== STATED PROBLEM ==
Copy the data below exactly, omitting any picture it contains.

== RAW DATA ==
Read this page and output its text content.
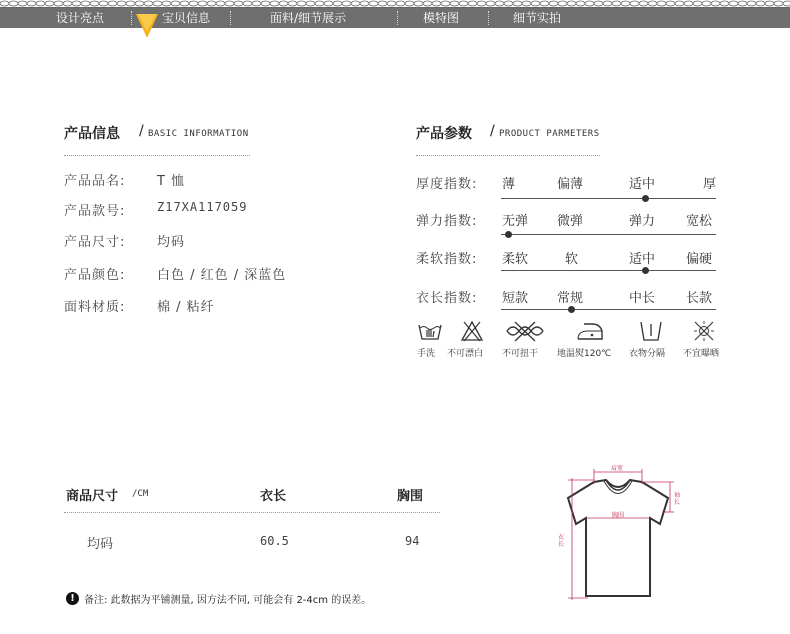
设计亮点	宝贝信息	面料/细节展示	模特图	细节实拍
产品信息 / BASIC INFORMATION
产品品名: T 恤
产品款号:	Z17XA117059
产品尺寸: 均码
产品颜色: 白色 / 红色 / 深蓝色
面料材质: 棉 / 粘纤
产品参数 / PRODUCT PARMETERS
厚度指数: 薄	偏薄	适中	厚
弹力指数: 无弹 微弹	弹力 宽松
柔软指数: 柔软	软	适中 偏硬
衣长指数: 短款 常规	中长 长款
手洗 不可漂白 不可扭干 地温熨120℃ 衣物分隔 不宜曝晒
商品尺寸 /CM	衣长	胸围
均码	60.5	94
! 备注: 此数据为平铺测量, 因方法不同, 可能会有 2-4cm 的误差。
肩宽
胸围
袖长
衣长
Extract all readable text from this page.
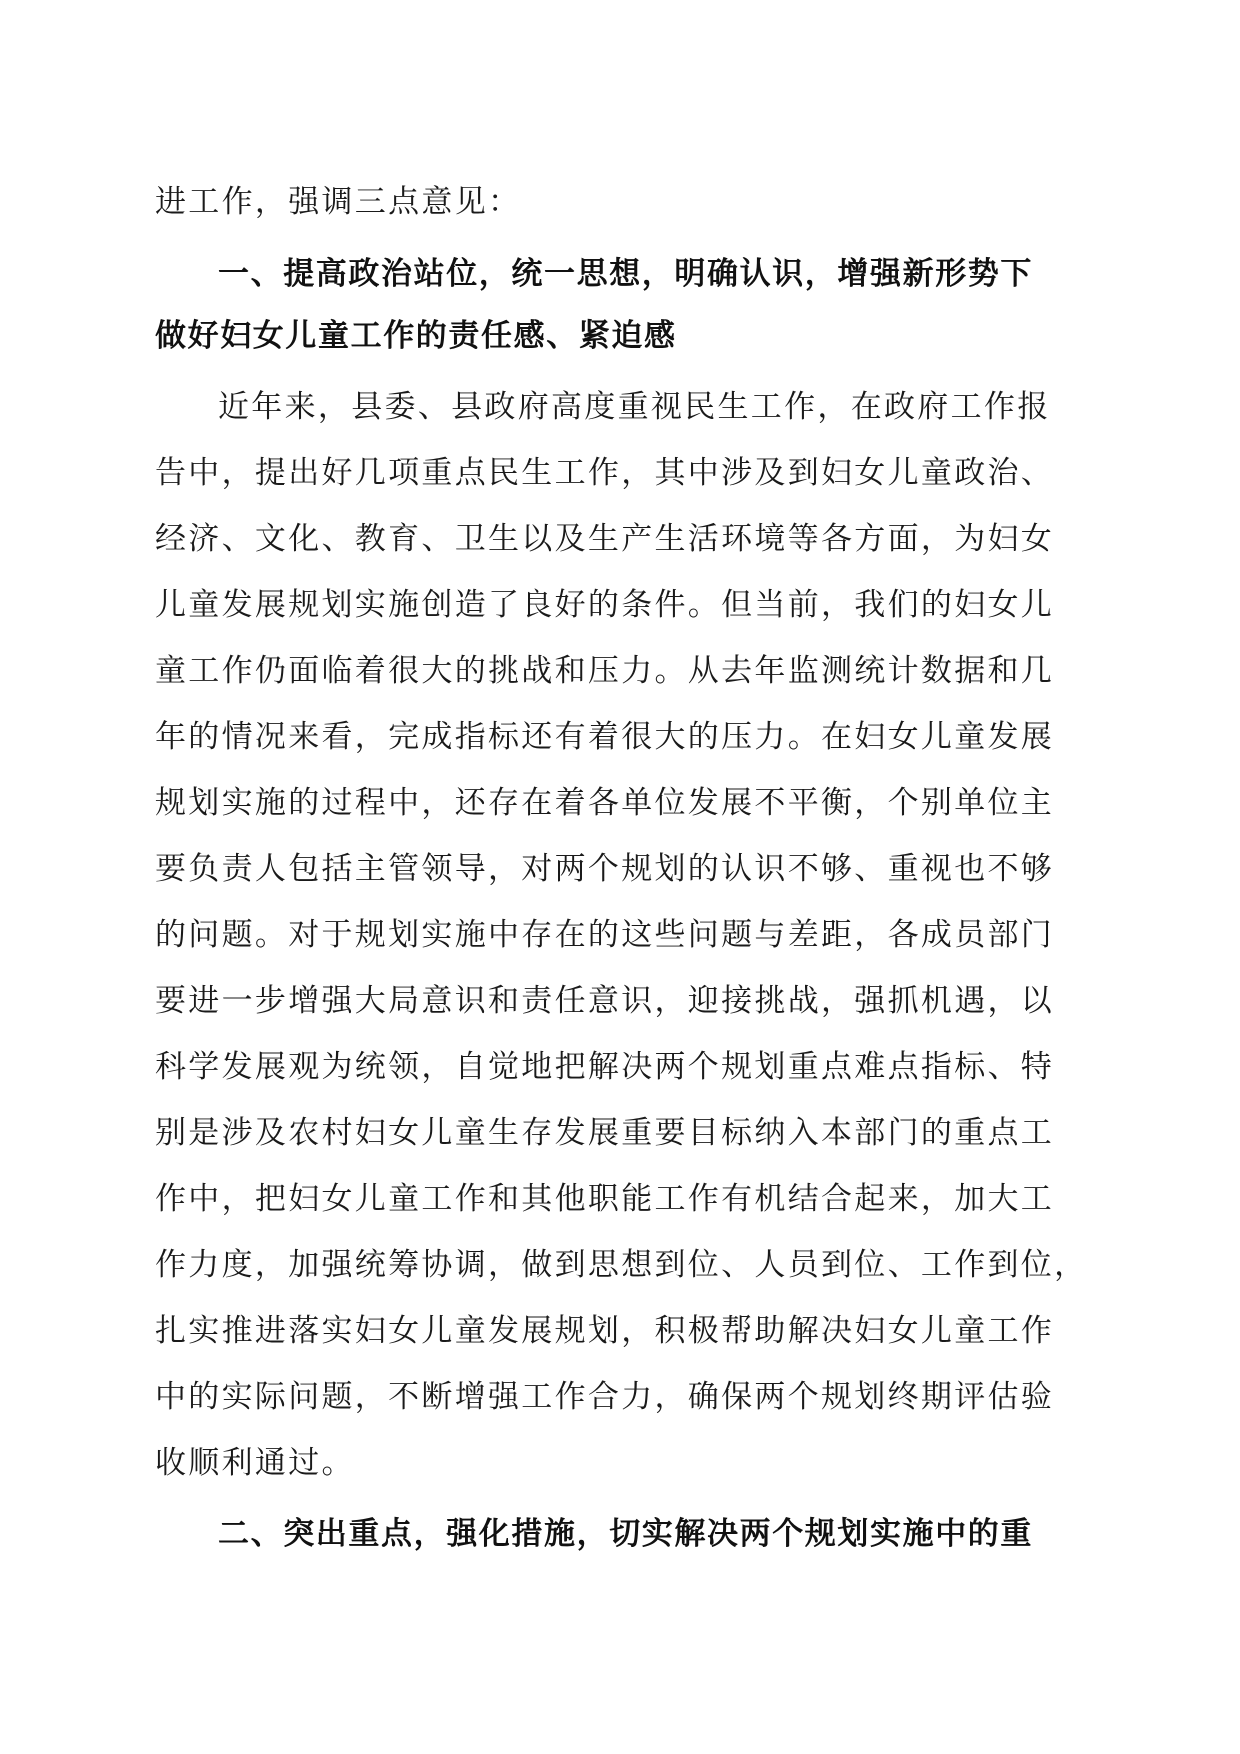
进工作，强调三点意见：
一、提高政治站位，统一思想，明确认识，增强新形势下
做好妇女儿童工作的责任感、紧迫感
近年来，县委、县政府高度重视民生工作，在政府工作报
告中，提出好几项重点民生工作，其中涉及到妇女儿童政治、
经济、文化、教育、卫生以及生产生活环境等各方面，为妇女
儿童发展规划实施创造了良好的条件。但当前，我们的妇女儿
童工作仍面临着很大的挑战和压力。从去年监测统计数据和几
年的情况来看，完成指标还有着很大的压力。在妇女儿童发展
规划实施的过程中，还存在着各单位发展不平衡，个别单位主
要负责人包括主管领导，对两个规划的认识不够、重视也不够
的问题。对于规划实施中存在的这些问题与差距，各成员部门
要进一步增强大局意识和责任意识，迎接挑战，强抓机遇，以
科学发展观为统领，自觉地把解决两个规划重点难点指标、特
别是涉及农村妇女儿童生存发展重要目标纳入本部门的重点工
作中，把妇女儿童工作和其他职能工作有机结合起来，加大工
作力度，加强统筹协调，做到思想到位、人员到位、工作到位，
扎实推进落实妇女儿童发展规划，积极帮助解决妇女儿童工作
中的实际问题，不断增强工作合力，确保两个规划终期评估验
收顺利通过。
二、突出重点，强化措施，切实解决两个规划实施中的重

== RESPONSE FOR THIS EXERCISE ==
Read this page and output its text content.
设计亮点	宝贝信息	面料/细节展示	模特图	细节实拍
产品信息 / BASIC INFORMATION
产品品名: T 恤
产品款号:	Z17XA117059
产品尺寸: 均码
产品颜色: 白色 / 红色 / 深蓝色
面料材质: 棉 / 粘纤
产品参数 / PRODUCT PARMETERS
厚度指数: 薄	偏薄	适中	厚
弹力指数: 无弹 微弹	弹力 宽松
柔软指数: 柔软	软	适中 偏硬
衣长指数: 短款 常规	中长 长款
手洗 不可漂白 不可扭干 地温熨120℃ 衣物分隔 不宜曝晒
商品尺寸 /CM	衣长	胸围
均码	60.5	94
! 备注: 此数据为平铺测量, 因方法不同, 可能会有 2-4cm 的误差。
肩宽
胸围
袖长
衣长
Extract all readable text from this page.
进工作，强调三点意见：
一、提高政治站位，统一思想，明确认识，增强新形势下
做好妇女儿童工作的责任感、紧迫感
近年来，县委、县政府高度重视民生工作，在政府工作报
告中，提出好几项重点民生工作，其中涉及到妇女儿童政治、
经济、文化、教育、卫生以及生产生活环境等各方面，为妇女
儿童发展规划实施创造了良好的条件。但当前，我们的妇女儿
童工作仍面临着很大的挑战和压力。从去年监测统计数据和几
年的情况来看，完成指标还有着很大的压力。在妇女儿童发展
规划实施的过程中，还存在着各单位发展不平衡，个别单位主
要负责人包括主管领导，对两个规划的认识不够、重视也不够
的问题。对于规划实施中存在的这些问题与差距，各成员部门
要进一步增强大局意识和责任意识，迎接挑战，强抓机遇，以
科学发展观为统领，自觉地把解决两个规划重点难点指标、特
别是涉及农村妇女儿童生存发展重要目标纳入本部门的重点工
作中，把妇女儿童工作和其他职能工作有机结合起来，加大工
作力度，加强统筹协调，做到思想到位、人员到位、工作到位，
扎实推进落实妇女儿童发展规划，积极帮助解决妇女儿童工作
中的实际问题，不断增强工作合力，确保两个规划终期评估验
收顺利通过。
二、突出重点，强化措施，切实解决两个规划实施中的重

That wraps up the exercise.